▶ Task details
Copy the stretch of material from the line containing "141, 823, 164]" through the line containing "120, 833, 186]" exactly, character for character, including both of those lines.

▶ Records shown
****
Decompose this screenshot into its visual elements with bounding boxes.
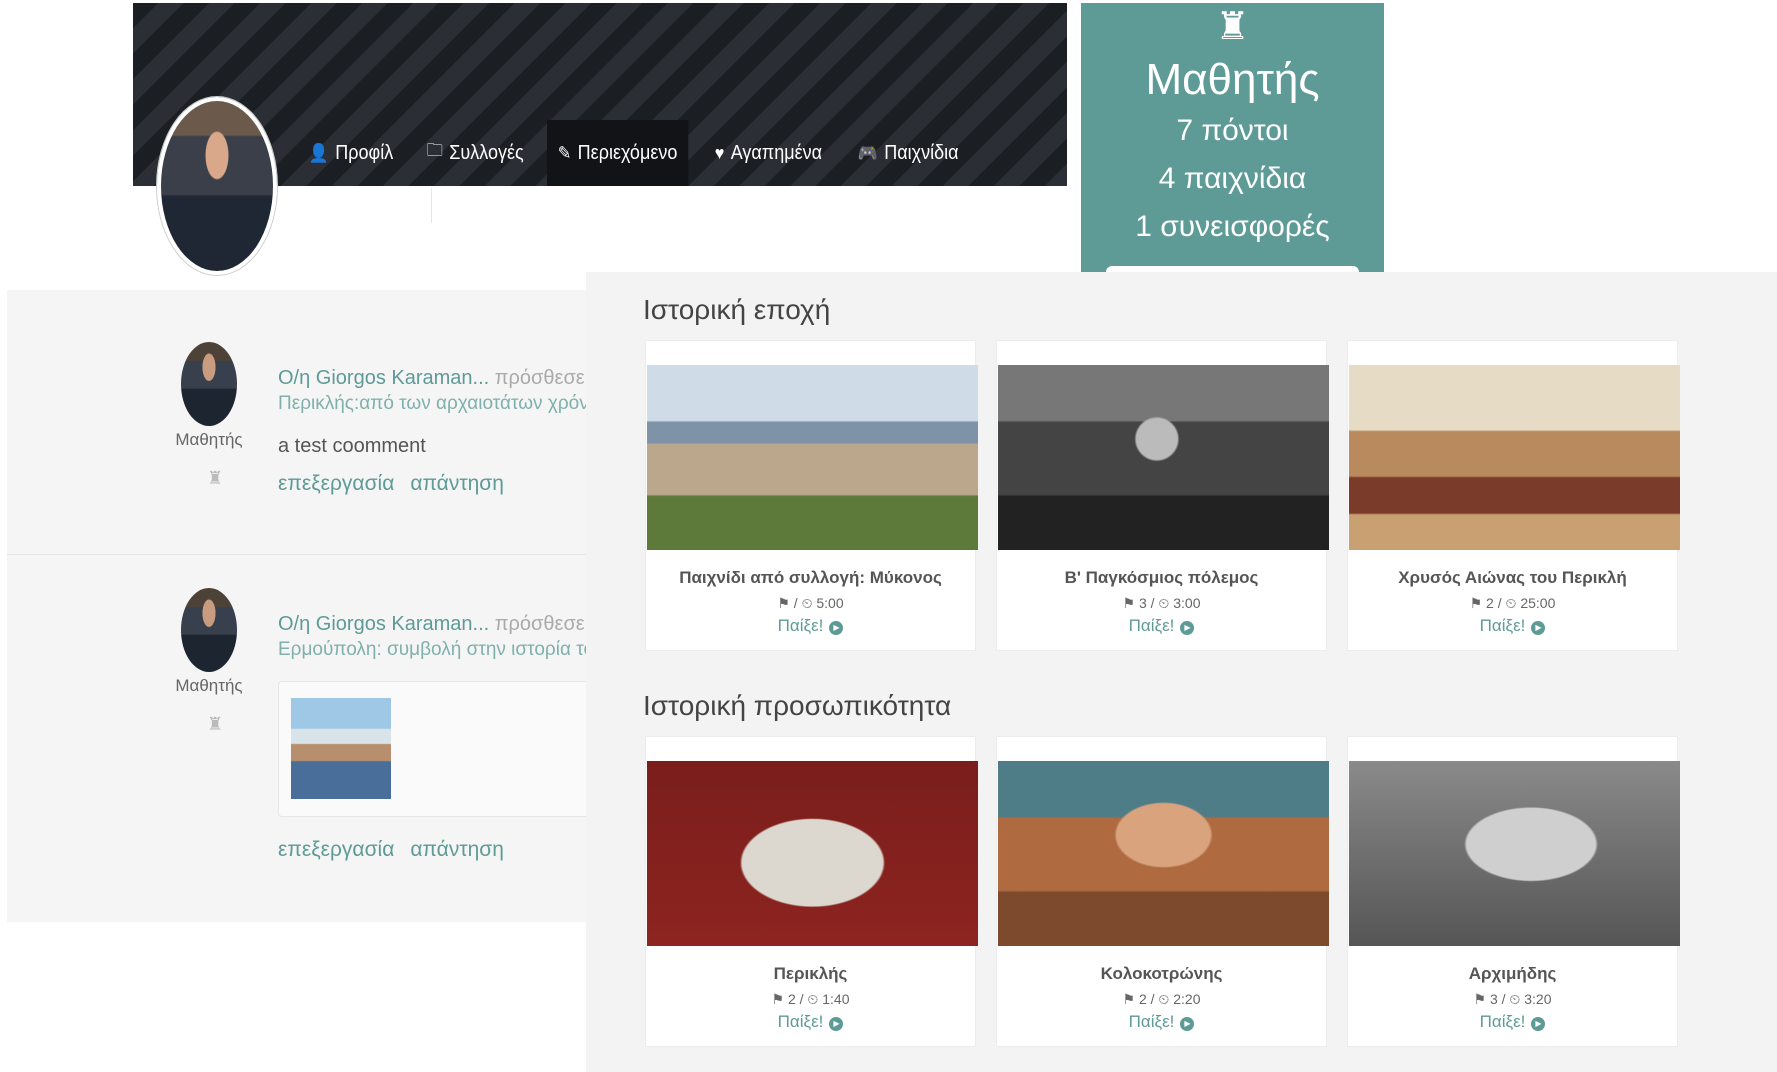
nav-label-favorites: Αγαπημένα	[731, 141, 823, 164]
nav-item-content[interactable]: ✎ Περιεχόμενο	[547, 120, 689, 186]
game-card[interactable]: Αρχιμήδης ⚑ 3 / ⏲ 3:20 Παίξε! ▶	[1347, 736, 1680, 1047]
game-card-meta: ⚑ / ⏲ 5:00	[777, 595, 844, 611]
attachment-thumbnail[interactable]	[291, 698, 391, 799]
play-icon: ▶	[1180, 1017, 1195, 1031]
game-card[interactable]: Χρυσός Αιώνας του Περικλή ⚑ 2 / ⏲ 25:00 …	[1347, 340, 1680, 651]
play-icon: ▶	[1531, 1017, 1546, 1031]
flag-icon: ⚑	[1469, 595, 1483, 611]
avatar[interactable]	[181, 588, 237, 672]
game-card-image	[647, 761, 978, 946]
game-card[interactable]: Κολοκοτρώνης ⚑ 2 / ⏲ 2:20 Παίξε! ▶	[996, 736, 1329, 1047]
game-card-title: Κολοκοτρώνης	[1100, 964, 1223, 983]
profile-panel: 👤 Προφίλ 🗀 Συλλογές ✎ Περιεχόμενο ♥ Αγαπ…	[133, 3, 1067, 291]
nav-label-content: Περιεχόμενο	[578, 141, 678, 164]
reply-link[interactable]: απάντηση	[410, 838, 504, 862]
feed-actions: επεξεργασία απάντηση	[278, 838, 504, 862]
divider	[431, 188, 432, 223]
feed-headline: O/η Giorgos Karaman... πρόσθεσε το ακόλο	[278, 613, 587, 636]
activity-feed: Μαθητής ♜ O/η Giorgos Karaman... πρόσθεσ…	[7, 290, 587, 922]
nav-label-profile: Προφίλ	[335, 141, 394, 164]
feed-comment-text: a test coomment	[278, 435, 426, 457]
feed-item: Μαθητής ♜ O/η Giorgos Karaman... πρόσθεσ…	[7, 555, 587, 922]
feed-actions: επεξεργασία απάντηση	[278, 472, 504, 496]
game-card-image	[998, 365, 1329, 550]
nav-item-collections[interactable]: 🗀 Συλλογές	[416, 120, 535, 186]
game-card-meta: ⚑ 3 / ⏲ 3:20	[1473, 991, 1552, 1007]
nav-item-favorites[interactable]: ♥ Αγαπημένα	[704, 120, 833, 186]
feed-action-text: πρόσθεσε το ακόλο	[494, 367, 587, 389]
game-card-title: Β' Παγκόσμιος πόλεμος	[1064, 568, 1259, 587]
folder-icon: 🗀	[426, 140, 443, 160]
rank-card: ♜ Μαθητής 7 πόντοι 4 παιχνίδια 1 συνεισφ…	[1081, 3, 1384, 272]
chef-hat-icon: ♜	[207, 468, 224, 488]
play-button[interactable]: Παίξε! ▶	[646, 616, 975, 636]
flag-icon: ⚑	[777, 595, 790, 611]
play-icon: ▶	[1180, 621, 1195, 635]
games-panel: Ιστορική εποχή Παιχνίδι από συλλογή: Μύκ…	[586, 272, 1777, 1072]
profile-avatar[interactable]	[157, 97, 277, 275]
flag-icon: ⚑	[1122, 595, 1136, 611]
nav-label-games: Παιχνίδια	[884, 141, 960, 164]
game-card-image	[1349, 365, 1680, 550]
reply-link[interactable]: απάντηση	[410, 472, 504, 496]
user-icon: 👤	[308, 142, 329, 163]
game-card-meta: ⚑ 2 / ⏲ 2:20	[1122, 991, 1201, 1007]
game-card[interactable]: Περικλής ⚑ 2 / ⏲ 1:40 Παίξε! ▶	[645, 736, 978, 1047]
play-button[interactable]: Παίξε! ▶	[997, 1012, 1326, 1032]
feed-user-link[interactable]: O/η Giorgos Karaman...	[278, 367, 489, 389]
rank-title: Μαθητής	[1145, 55, 1320, 104]
nav-label-collections: Συλλογές	[449, 141, 524, 164]
heart-icon: ♥	[715, 142, 725, 163]
flag-icon: ⚑	[1122, 991, 1136, 1007]
game-card-image	[1349, 761, 1680, 946]
edit-icon: ✎	[558, 142, 572, 163]
game-card-meta: ⚑ 2 / ⏲ 1:40	[771, 991, 850, 1007]
flag-icon: ⚑	[771, 991, 785, 1007]
section-title-person: Ιστορική προσωπικότητα	[643, 690, 952, 721]
rank-contributions: 1 συνεισφορές	[1135, 210, 1330, 243]
play-icon: ▶	[829, 621, 844, 635]
edit-link[interactable]: επεξεργασία	[278, 838, 394, 862]
profile-nav: 👤 Προφίλ 🗀 Συλλογές ✎ Περιεχόμενο ♥ Αγαπ…	[298, 120, 983, 186]
nav-item-games[interactable]: 🎮 Παιχνίδια	[847, 120, 969, 186]
chef-hat-icon: ♜	[1215, 6, 1250, 48]
feed-action-text: πρόσθεσε το ακόλο	[494, 613, 587, 635]
play-icon: ▶	[1531, 621, 1546, 635]
feed-target-link[interactable]: Περικλής:από των αρχαιοτάτων χρόνων μέχρ	[278, 393, 587, 415]
game-card-meta: ⚑ 3 / ⏲ 3:00	[1122, 595, 1201, 611]
user-role: Μαθητής	[175, 430, 243, 449]
game-card-image	[998, 761, 1329, 946]
attachment-box	[278, 681, 587, 817]
play-button[interactable]: Παίξε! ▶	[646, 1012, 975, 1032]
avatar[interactable]	[181, 342, 237, 426]
gamepad-icon: 🎮	[858, 142, 879, 163]
game-card-title: Παιχνίδι από συλλογή: Μύκονος	[679, 568, 942, 587]
chef-hat-icon: ♜	[207, 714, 224, 734]
game-card-meta: ⚑ 2 / ⏲ 25:00	[1469, 595, 1556, 611]
play-button[interactable]: Παίξε! ▶	[1348, 1012, 1677, 1032]
flag-icon: ⚑	[1473, 991, 1487, 1007]
user-role: Μαθητής	[175, 676, 243, 695]
game-card-image	[647, 365, 978, 550]
game-card-title: Χρυσός Αιώνας του Περικλή	[1398, 568, 1627, 587]
feed-target-link[interactable]: Ερμούπολη: συμβολή στην ιστορία του νησι…	[278, 639, 587, 661]
rank-points: 7 πόντοι	[1176, 114, 1289, 147]
play-button[interactable]: Παίξε! ▶	[997, 616, 1326, 636]
play-button[interactable]: Παίξε! ▶	[1348, 616, 1677, 636]
game-card-title: Περικλής	[773, 964, 848, 983]
game-card[interactable]: Β' Παγκόσμιος πόλεμος ⚑ 3 / ⏲ 3:00 Παίξε…	[996, 340, 1329, 651]
feed-item: Μαθητής ♜ O/η Giorgos Karaman... πρόσθεσ…	[7, 290, 587, 555]
feed-headline: O/η Giorgos Karaman... πρόσθεσε το ακόλο	[278, 367, 587, 390]
play-icon: ▶	[829, 1017, 844, 1031]
rank-games: 4 παιχνίδια	[1158, 162, 1307, 195]
section-title-era: Ιστορική εποχή	[643, 294, 831, 325]
game-card[interactable]: Παιχνίδι από συλλογή: Μύκονος ⚑ / ⏲ 5:00…	[645, 340, 978, 651]
game-card-title: Αρχιμήδης	[1468, 964, 1557, 983]
feed-user-link[interactable]: O/η Giorgos Karaman...	[278, 613, 489, 635]
nav-item-profile[interactable]: 👤 Προφίλ	[298, 120, 404, 186]
edit-link[interactable]: επεξεργασία	[278, 472, 394, 496]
****
▶ Full answer
nav-label-favorites: Αγαπημένα	[731, 141, 823, 164]
nav-item-content[interactable]: ✎ Περιεχόμενο	[547, 120, 689, 186]
game-card[interactable]: Αρχιμήδης ⚑ 3 / ⏲ 3:20 Παίξε! ▶	[1347, 736, 1680, 1047]
game-card-meta: ⚑ / ⏲ 5:00	[777, 595, 844, 611]
attachment-thumbnail[interactable]	[291, 698, 391, 799]
play-icon: ▶	[1180, 1017, 1195, 1031]
game-card[interactable]: Χρυσός Αιώνας του Περικλή ⚑ 2 / ⏲ 25:00 …	[1347, 340, 1680, 651]
play-icon: ▶	[1531, 1017, 1546, 1031]
flag-icon: ⚑	[1469, 595, 1483, 611]
avatar[interactable]	[181, 588, 237, 672]
game-card-image	[647, 761, 978, 946]
game-card[interactable]: Κολοκοτρώνης ⚑ 2 / ⏲ 2:20 Παίξε! ▶	[996, 736, 1329, 1047]
game-card-title: Κολοκοτρώνης	[1100, 964, 1223, 983]
profile-panel: 👤 Προφίλ 🗀 Συλλογές ✎ Περιεχόμενο ♥ Αγαπ…	[133, 3, 1067, 291]
nav-label-content: Περιεχόμενο	[578, 141, 678, 164]
reply-link[interactable]: απάντηση	[410, 838, 504, 862]
feed-actions: επεξεργασία απάντηση	[278, 838, 504, 862]
divider	[431, 188, 432, 223]
feed-headline: O/η Giorgos Karaman... πρόσθεσε το ακόλο	[278, 613, 587, 636]
activity-feed: Μαθητής ♜ O/η Giorgos Karaman... πρόσθεσ…	[7, 290, 587, 922]
nav-label-profile: Προφίλ	[335, 141, 394, 164]
feed-comment-text: a test coomment	[278, 435, 426, 457]
feed-item: Μαθητής ♜ O/η Giorgos Karaman... πρόσθεσ…	[7, 555, 587, 922]
feed-actions: επεξεργασία απάντηση	[278, 472, 504, 496]
game-card-image	[998, 365, 1329, 550]
nav-item-collections[interactable]: 🗀 Συλλογές	[416, 120, 535, 186]
game-card-meta: ⚑ 3 / ⏲ 3:20	[1473, 991, 1552, 1007]
nav-item-favorites[interactable]: ♥ Αγαπημένα	[704, 120, 833, 186]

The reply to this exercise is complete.